Task to complete - Reply only with how many lines contain the word "согласно".

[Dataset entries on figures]
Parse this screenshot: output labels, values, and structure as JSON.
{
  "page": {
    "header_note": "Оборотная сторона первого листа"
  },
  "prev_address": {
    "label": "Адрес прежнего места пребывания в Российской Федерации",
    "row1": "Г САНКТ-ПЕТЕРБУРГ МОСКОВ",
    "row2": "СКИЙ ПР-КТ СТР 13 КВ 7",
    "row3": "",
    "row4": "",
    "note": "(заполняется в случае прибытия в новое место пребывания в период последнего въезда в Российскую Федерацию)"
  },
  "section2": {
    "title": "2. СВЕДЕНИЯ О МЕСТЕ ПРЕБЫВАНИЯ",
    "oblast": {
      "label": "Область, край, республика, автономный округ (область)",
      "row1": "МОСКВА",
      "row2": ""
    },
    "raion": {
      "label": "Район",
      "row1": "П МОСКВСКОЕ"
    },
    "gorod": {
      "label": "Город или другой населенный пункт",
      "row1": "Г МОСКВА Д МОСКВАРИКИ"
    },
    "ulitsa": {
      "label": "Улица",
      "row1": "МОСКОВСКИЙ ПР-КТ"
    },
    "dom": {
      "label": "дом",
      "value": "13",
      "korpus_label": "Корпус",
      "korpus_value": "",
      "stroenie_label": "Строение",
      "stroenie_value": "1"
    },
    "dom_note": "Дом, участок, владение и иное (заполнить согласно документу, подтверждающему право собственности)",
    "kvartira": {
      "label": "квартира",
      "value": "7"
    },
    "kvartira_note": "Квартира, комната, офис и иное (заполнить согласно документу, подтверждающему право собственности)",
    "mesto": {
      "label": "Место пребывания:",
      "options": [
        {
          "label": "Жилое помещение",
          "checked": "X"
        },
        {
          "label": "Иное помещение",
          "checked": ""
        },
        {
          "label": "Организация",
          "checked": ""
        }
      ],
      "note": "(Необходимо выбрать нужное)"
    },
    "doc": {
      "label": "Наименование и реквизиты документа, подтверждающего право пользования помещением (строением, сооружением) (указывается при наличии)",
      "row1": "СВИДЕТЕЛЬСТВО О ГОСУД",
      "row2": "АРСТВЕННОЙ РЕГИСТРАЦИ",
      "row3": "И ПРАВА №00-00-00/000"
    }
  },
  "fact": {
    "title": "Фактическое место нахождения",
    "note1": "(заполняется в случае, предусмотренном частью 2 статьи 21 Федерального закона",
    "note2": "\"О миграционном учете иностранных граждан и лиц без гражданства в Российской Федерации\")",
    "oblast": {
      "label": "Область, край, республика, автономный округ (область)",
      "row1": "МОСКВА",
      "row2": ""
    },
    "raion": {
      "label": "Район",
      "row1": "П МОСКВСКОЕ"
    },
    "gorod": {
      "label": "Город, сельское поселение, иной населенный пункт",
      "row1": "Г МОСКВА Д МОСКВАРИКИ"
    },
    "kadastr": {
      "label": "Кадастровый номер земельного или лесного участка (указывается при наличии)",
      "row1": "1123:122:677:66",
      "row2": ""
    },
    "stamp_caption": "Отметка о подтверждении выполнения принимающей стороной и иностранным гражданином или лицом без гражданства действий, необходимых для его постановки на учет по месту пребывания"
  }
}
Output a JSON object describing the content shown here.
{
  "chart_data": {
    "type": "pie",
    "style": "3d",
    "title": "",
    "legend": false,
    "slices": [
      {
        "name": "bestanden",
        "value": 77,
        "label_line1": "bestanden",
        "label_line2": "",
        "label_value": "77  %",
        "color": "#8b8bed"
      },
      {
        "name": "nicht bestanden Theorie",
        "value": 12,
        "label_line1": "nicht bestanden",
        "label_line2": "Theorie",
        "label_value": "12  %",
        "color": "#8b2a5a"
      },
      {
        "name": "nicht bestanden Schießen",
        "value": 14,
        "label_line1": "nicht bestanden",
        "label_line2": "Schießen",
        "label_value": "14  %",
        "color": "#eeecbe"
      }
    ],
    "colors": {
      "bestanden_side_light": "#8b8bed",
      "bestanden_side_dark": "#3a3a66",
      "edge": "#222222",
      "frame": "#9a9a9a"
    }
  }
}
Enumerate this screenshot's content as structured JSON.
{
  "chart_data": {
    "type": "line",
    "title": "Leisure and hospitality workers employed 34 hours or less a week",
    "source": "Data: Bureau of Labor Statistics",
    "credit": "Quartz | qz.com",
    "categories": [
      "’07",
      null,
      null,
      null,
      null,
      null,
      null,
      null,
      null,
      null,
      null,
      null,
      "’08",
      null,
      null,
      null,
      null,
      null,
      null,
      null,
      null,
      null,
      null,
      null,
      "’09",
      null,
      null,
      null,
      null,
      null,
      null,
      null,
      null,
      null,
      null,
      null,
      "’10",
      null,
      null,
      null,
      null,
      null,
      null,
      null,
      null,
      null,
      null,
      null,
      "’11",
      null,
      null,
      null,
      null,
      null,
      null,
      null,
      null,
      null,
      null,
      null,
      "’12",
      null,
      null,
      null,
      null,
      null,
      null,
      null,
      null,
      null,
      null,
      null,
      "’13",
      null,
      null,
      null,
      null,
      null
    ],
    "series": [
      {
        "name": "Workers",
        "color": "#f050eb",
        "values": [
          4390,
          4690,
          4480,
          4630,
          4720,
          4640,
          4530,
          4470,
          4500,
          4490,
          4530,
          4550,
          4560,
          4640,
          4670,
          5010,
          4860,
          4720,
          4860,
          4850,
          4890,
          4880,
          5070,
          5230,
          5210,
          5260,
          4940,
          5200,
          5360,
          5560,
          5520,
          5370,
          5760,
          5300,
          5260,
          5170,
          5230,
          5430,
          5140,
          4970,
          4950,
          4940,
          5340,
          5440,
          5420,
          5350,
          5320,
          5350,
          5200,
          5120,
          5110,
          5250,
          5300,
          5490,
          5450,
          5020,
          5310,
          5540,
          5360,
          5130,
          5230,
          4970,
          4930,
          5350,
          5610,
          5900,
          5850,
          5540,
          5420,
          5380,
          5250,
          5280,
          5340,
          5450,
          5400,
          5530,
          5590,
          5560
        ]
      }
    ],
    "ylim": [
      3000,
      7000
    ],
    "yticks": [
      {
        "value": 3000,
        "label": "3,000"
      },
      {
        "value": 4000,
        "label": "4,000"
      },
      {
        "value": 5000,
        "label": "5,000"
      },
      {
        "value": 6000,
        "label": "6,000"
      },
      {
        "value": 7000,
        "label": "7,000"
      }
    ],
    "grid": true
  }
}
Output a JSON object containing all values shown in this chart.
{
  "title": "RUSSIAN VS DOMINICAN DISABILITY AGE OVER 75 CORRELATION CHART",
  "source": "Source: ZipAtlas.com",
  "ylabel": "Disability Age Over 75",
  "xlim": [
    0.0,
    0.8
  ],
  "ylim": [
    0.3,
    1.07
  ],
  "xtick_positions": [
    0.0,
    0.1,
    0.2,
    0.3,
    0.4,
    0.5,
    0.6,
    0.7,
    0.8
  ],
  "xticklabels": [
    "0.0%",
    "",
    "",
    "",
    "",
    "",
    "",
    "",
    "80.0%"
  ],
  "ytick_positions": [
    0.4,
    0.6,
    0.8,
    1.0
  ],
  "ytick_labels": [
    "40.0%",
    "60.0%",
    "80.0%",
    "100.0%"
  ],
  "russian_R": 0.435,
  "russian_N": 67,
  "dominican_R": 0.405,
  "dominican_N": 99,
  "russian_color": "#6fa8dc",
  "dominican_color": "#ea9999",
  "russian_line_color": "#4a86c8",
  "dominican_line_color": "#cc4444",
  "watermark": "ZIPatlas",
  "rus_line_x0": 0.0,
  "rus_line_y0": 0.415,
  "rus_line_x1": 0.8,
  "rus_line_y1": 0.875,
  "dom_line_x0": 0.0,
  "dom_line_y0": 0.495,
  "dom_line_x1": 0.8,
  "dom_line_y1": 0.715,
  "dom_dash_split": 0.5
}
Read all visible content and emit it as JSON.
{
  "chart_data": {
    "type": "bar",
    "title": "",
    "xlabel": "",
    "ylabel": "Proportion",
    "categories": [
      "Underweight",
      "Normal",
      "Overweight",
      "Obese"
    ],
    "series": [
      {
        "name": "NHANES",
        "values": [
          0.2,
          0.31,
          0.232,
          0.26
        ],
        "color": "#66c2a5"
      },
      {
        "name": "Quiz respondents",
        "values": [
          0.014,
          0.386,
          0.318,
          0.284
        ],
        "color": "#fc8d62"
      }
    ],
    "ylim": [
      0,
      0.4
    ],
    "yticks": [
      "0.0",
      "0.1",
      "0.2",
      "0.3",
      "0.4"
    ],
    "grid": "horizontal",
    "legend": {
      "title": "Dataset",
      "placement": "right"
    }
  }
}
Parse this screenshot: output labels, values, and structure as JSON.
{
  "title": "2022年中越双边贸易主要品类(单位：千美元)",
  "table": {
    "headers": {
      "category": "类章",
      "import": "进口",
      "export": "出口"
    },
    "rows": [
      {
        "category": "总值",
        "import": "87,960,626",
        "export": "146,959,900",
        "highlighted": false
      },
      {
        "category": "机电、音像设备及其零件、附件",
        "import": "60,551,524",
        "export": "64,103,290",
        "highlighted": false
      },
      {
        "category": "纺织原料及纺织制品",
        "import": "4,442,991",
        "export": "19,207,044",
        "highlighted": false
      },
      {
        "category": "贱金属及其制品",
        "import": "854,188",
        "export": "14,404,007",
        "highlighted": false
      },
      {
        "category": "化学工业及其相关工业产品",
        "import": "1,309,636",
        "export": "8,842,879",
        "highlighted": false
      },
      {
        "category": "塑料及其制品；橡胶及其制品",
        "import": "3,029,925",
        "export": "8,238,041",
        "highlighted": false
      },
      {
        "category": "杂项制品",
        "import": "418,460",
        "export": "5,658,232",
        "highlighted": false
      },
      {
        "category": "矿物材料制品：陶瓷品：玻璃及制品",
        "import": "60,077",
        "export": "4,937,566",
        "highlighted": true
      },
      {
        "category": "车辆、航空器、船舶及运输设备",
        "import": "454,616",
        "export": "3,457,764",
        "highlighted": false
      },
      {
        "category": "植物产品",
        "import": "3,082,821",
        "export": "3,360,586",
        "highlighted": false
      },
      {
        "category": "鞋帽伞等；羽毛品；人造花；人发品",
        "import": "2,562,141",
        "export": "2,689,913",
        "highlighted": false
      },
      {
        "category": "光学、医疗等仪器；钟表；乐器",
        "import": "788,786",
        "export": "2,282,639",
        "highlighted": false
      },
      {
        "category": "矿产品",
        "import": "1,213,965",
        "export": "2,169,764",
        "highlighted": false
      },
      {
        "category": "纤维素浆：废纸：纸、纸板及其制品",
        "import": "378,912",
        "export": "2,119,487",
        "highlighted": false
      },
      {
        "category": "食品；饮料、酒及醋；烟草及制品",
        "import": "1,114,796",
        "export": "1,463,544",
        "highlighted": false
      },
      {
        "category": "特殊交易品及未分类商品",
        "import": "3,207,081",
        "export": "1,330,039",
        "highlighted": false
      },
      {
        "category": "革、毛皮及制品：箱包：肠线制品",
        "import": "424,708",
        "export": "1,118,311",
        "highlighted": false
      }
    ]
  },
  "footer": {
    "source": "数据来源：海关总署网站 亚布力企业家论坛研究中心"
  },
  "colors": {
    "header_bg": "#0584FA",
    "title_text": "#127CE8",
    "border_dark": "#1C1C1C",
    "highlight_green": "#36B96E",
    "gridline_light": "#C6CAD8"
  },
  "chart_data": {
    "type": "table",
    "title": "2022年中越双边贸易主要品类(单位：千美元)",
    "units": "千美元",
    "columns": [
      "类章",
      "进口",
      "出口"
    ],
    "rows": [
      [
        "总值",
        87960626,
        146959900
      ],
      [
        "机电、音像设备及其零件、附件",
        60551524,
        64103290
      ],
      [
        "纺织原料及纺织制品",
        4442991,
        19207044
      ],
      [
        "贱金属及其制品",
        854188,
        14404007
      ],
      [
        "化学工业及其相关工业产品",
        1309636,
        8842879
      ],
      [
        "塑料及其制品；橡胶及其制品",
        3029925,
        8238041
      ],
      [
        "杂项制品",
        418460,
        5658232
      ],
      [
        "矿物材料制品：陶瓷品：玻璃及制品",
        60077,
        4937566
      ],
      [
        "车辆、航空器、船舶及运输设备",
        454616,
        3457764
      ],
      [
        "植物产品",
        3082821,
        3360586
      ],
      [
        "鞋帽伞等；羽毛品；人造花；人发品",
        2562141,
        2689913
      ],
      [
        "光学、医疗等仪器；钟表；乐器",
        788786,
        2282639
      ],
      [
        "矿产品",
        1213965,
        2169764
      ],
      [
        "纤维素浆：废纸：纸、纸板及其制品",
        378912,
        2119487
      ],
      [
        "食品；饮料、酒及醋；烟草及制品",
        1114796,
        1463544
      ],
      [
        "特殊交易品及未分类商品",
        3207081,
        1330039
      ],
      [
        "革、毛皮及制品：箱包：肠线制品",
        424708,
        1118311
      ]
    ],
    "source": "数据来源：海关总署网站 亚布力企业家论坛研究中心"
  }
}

The reply - 2